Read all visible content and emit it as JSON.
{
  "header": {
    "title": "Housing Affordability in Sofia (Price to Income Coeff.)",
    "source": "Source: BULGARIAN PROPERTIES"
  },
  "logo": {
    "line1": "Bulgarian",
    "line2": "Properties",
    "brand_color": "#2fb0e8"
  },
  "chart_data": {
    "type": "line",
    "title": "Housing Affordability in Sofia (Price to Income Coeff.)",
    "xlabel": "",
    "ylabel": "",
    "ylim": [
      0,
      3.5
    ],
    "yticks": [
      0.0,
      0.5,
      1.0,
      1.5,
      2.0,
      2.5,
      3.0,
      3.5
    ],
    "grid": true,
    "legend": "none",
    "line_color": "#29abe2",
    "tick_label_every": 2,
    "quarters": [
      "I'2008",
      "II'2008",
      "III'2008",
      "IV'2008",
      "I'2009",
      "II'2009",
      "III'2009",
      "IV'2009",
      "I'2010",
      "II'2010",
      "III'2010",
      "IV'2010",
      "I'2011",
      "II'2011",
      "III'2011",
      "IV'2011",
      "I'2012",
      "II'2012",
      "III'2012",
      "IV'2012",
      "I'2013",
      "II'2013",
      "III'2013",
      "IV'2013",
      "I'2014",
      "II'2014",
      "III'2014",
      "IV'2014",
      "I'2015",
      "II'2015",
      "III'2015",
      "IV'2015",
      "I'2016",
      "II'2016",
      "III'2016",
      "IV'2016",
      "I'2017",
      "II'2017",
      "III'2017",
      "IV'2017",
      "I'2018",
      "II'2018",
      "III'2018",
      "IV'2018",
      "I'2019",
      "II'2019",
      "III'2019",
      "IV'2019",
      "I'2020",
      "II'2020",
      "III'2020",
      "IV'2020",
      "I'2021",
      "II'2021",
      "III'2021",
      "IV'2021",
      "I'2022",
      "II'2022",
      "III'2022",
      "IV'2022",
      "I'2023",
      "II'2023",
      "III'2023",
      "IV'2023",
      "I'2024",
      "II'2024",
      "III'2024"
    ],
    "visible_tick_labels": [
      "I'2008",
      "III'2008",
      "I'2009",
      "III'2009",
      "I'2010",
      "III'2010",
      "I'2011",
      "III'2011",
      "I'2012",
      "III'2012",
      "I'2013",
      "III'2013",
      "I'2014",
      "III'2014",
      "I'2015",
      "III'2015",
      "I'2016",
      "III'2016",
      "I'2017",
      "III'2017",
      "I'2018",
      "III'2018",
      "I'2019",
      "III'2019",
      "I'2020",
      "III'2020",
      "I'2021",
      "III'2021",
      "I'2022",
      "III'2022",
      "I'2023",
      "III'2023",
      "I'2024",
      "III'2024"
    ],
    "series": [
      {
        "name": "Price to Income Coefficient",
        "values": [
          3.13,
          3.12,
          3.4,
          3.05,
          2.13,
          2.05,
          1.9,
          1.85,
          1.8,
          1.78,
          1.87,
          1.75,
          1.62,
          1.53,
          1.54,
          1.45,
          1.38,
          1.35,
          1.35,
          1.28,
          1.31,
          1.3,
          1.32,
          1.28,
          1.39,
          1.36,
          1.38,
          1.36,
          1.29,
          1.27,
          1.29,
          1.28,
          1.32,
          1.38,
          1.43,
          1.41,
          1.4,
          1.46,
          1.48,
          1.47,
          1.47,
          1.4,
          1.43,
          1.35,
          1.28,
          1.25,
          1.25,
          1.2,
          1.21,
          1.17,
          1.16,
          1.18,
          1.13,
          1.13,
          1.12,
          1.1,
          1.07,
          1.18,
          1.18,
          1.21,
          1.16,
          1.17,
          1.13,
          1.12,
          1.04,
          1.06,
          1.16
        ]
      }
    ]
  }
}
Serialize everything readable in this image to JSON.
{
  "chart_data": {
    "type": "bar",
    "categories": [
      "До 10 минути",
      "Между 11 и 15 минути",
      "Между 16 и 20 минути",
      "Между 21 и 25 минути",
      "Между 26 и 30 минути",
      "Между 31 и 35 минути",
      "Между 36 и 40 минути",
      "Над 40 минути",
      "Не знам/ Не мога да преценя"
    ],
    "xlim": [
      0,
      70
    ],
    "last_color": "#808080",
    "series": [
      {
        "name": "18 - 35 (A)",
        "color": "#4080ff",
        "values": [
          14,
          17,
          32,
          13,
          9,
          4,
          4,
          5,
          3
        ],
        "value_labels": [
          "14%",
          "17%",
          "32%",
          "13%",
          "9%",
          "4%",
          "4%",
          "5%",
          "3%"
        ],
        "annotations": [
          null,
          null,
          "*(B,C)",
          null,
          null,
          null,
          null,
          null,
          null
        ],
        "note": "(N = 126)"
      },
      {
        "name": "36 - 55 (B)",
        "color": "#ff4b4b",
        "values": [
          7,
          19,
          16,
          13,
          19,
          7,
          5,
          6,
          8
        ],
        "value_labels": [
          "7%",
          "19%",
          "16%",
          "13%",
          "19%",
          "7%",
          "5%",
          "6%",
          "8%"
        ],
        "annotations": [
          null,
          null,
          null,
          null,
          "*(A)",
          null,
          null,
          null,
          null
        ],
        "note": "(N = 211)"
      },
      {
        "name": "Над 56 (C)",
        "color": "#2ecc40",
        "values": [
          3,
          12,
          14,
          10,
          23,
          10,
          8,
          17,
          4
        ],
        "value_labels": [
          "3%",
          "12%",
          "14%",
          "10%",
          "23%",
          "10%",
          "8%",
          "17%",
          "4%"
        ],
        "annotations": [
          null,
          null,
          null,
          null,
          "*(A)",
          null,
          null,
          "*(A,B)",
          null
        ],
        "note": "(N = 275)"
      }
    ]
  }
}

┄┄┄┄┄┄┄┄┄┄┄┄┄┄┄┄┄┄┄┄

§ **WRITTEN REQUEST**: Every entry should be printed again exactly as it stands.

§ **RESPONSE**:
Read all visible content and emit it as JSON.
{
  "header": {
    "title": "Housing Affordability in Sofia (Price to Income Coeff.)",
    "source": "Source: BULGARIAN PROPERTIES"
  },
  "logo": {
    "line1": "Bulgarian",
    "line2": "Properties",
    "brand_color": "#2fb0e8"
  },
  "chart_data": {
    "type": "line",
    "title": "Housing Affordability in Sofia (Price to Income Coeff.)",
    "xlabel": "",
    "ylabel": "",
    "ylim": [
      0,
      3.5
    ],
    "yticks": [
      0.0,
      0.5,
      1.0,
      1.5,
      2.0,
      2.5,
      3.0,
      3.5
    ],
    "grid": true,
    "legend": "none",
    "line_color": "#29abe2",
    "tick_label_every": 2,
    "quarters": [
      "I'2008",
      "II'2008",
      "III'2008",
      "IV'2008",
      "I'2009",
      "II'2009",
      "III'2009",
      "IV'2009",
      "I'2010",
      "II'2010",
      "III'2010",
      "IV'2010",
      "I'2011",
      "II'2011",
      "III'2011",
      "IV'2011",
      "I'2012",
      "II'2012",
      "III'2012",
      "IV'2012",
      "I'2013",
      "II'2013",
      "III'2013",
      "IV'2013",
      "I'2014",
      "II'2014",
      "III'2014",
      "IV'2014",
      "I'2015",
      "II'2015",
      "III'2015",
      "IV'2015",
      "I'2016",
      "II'2016",
      "III'2016",
      "IV'2016",
      "I'2017",
      "II'2017",
      "III'2017",
      "IV'2017",
      "I'2018",
      "II'2018",
      "III'2018",
      "IV'2018",
      "I'2019",
      "II'2019",
      "III'2019",
      "IV'2019",
      "I'2020",
      "II'2020",
      "III'2020",
      "IV'2020",
      "I'2021",
      "II'2021",
      "III'2021",
      "IV'2021",
      "I'2022",
      "II'2022",
      "III'2022",
      "IV'2022",
      "I'2023",
      "II'2023",
      "III'2023",
      "IV'2023",
      "I'2024",
      "II'2024",
      "III'2024"
    ],
    "visible_tick_labels": [
      "I'2008",
      "III'2008",
      "I'2009",
      "III'2009",
      "I'2010",
      "III'2010",
      "I'2011",
      "III'2011",
      "I'2012",
      "III'2012",
      "I'2013",
      "III'2013",
      "I'2014",
      "III'2014",
      "I'2015",
      "III'2015",
      "I'2016",
      "III'2016",
      "I'2017",
      "III'2017",
      "I'2018",
      "III'2018",
      "I'2019",
      "III'2019",
      "I'2020",
      "III'2020",
      "I'2021",
      "III'2021",
      "I'2022",
      "III'2022",
      "I'2023",
      "III'2023",
      "I'2024",
      "III'2024"
    ],
    "series": [
      {
        "name": "Price to Income Coefficient",
        "values": [
          3.13,
          3.12,
          3.4,
          3.05,
          2.13,
          2.05,
          1.9,
          1.85,
          1.8,
          1.78,
          1.87,
          1.75,
          1.62,
          1.53,
          1.54,
          1.45,
          1.38,
          1.35,
          1.35,
          1.28,
          1.31,
          1.3,
          1.32,
          1.28,
          1.39,
          1.36,
          1.38,
          1.36,
          1.29,
          1.27,
          1.29,
          1.28,
          1.32,
          1.38,
          1.43,
          1.41,
          1.4,
          1.46,
          1.48,
          1.47,
          1.47,
          1.4,
          1.43,
          1.35,
          1.28,
          1.25,
          1.25,
          1.2,
          1.21,
          1.17,
          1.16,
          1.18,
          1.13,
          1.13,
          1.12,
          1.1,
          1.07,
          1.18,
          1.18,
          1.21,
          1.16,
          1.17,
          1.13,
          1.12,
          1.04,
          1.06,
          1.16
        ]
      }
    ]
  }
}
Serialize everything readable in this image to JSON.
{
  "chart_data": {
    "type": "bar",
    "categories": [
      "До 10 минути",
      "Между 11 и 15 минути",
      "Между 16 и 20 минути",
      "Между 21 и 25 минути",
      "Между 26 и 30 минути",
      "Между 31 и 35 минути",
      "Между 36 и 40 минути",
      "Над 40 минути",
      "Не знам/ Не мога да преценя"
    ],
    "xlim": [
      0,
      70
    ],
    "last_color": "#808080",
    "series": [
      {
        "name": "18 - 35 (A)",
        "color": "#4080ff",
        "values": [
          14,
          17,
          32,
          13,
          9,
          4,
          4,
          5,
          3
        ],
        "value_labels": [
          "14%",
          "17%",
          "32%",
          "13%",
          "9%",
          "4%",
          "4%",
          "5%",
          "3%"
        ],
        "annotations": [
          null,
          null,
          "*(B,C)",
          null,
          null,
          null,
          null,
          null,
          null
        ],
        "note": "(N = 126)"
      },
      {
        "name": "36 - 55 (B)",
        "color": "#ff4b4b",
        "values": [
          7,
          19,
          16,
          13,
          19,
          7,
          5,
          6,
          8
        ],
        "value_labels": [
          "7%",
          "19%",
          "16%",
          "13%",
          "19%",
          "7%",
          "5%",
          "6%",
          "8%"
        ],
        "annotations": [
          null,
          null,
          null,
          null,
          "*(A)",
          null,
          null,
          null,
          null
        ],
        "note": "(N = 211)"
      },
      {
        "name": "Над 56 (C)",
        "color": "#2ecc40",
        "values": [
          3,
          12,
          14,
          10,
          23,
          10,
          8,
          17,
          4
        ],
        "value_labels": [
          "3%",
          "12%",
          "14%",
          "10%",
          "23%",
          "10%",
          "8%",
          "17%",
          "4%"
        ],
        "annotations": [
          null,
          null,
          null,
          null,
          "*(A)",
          null,
          null,
          "*(A,B)",
          null
        ],
        "note": "(N = 275)"
      }
    ]
  }
}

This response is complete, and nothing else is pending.